(Instruction)
Gather up all lines that carry the word "Used".

(Data items)
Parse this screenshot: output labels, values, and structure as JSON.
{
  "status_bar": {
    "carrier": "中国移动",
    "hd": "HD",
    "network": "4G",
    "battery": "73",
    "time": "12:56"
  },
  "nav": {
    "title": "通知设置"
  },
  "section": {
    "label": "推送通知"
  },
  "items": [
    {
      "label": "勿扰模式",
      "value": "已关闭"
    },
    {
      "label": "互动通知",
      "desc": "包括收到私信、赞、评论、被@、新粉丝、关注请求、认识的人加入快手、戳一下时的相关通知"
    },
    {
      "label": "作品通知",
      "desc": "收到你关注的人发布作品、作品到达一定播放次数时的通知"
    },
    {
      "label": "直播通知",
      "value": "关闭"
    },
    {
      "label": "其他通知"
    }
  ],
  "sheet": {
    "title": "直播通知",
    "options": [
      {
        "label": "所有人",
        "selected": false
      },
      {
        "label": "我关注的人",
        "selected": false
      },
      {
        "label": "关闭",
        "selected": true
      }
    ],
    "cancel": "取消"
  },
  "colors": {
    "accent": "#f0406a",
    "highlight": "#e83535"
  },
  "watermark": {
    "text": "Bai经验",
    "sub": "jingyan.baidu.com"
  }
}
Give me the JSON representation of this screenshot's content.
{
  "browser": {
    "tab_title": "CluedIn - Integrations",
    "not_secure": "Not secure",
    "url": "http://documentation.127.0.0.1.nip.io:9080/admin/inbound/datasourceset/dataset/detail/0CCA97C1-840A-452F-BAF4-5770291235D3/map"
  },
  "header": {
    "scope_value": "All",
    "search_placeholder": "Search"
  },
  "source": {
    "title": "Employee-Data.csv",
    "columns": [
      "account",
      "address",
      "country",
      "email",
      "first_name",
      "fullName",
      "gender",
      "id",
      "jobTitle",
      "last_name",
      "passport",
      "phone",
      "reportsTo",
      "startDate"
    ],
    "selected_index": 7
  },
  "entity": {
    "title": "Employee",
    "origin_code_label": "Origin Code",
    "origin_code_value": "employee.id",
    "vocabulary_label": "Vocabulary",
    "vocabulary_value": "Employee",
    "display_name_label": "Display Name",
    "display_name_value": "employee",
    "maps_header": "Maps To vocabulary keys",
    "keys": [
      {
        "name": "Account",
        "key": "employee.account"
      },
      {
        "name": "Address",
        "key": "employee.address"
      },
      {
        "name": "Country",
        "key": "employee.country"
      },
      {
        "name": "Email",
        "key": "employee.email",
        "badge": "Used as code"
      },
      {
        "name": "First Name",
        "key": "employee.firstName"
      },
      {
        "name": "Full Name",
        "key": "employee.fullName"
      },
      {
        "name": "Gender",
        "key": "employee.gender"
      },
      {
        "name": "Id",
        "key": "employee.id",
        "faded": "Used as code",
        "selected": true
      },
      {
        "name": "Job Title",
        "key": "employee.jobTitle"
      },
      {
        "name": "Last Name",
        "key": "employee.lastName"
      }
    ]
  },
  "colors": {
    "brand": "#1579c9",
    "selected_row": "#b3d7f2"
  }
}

(Answer to the task)
        "badge": "Used as code"
        "faded": "Used as code",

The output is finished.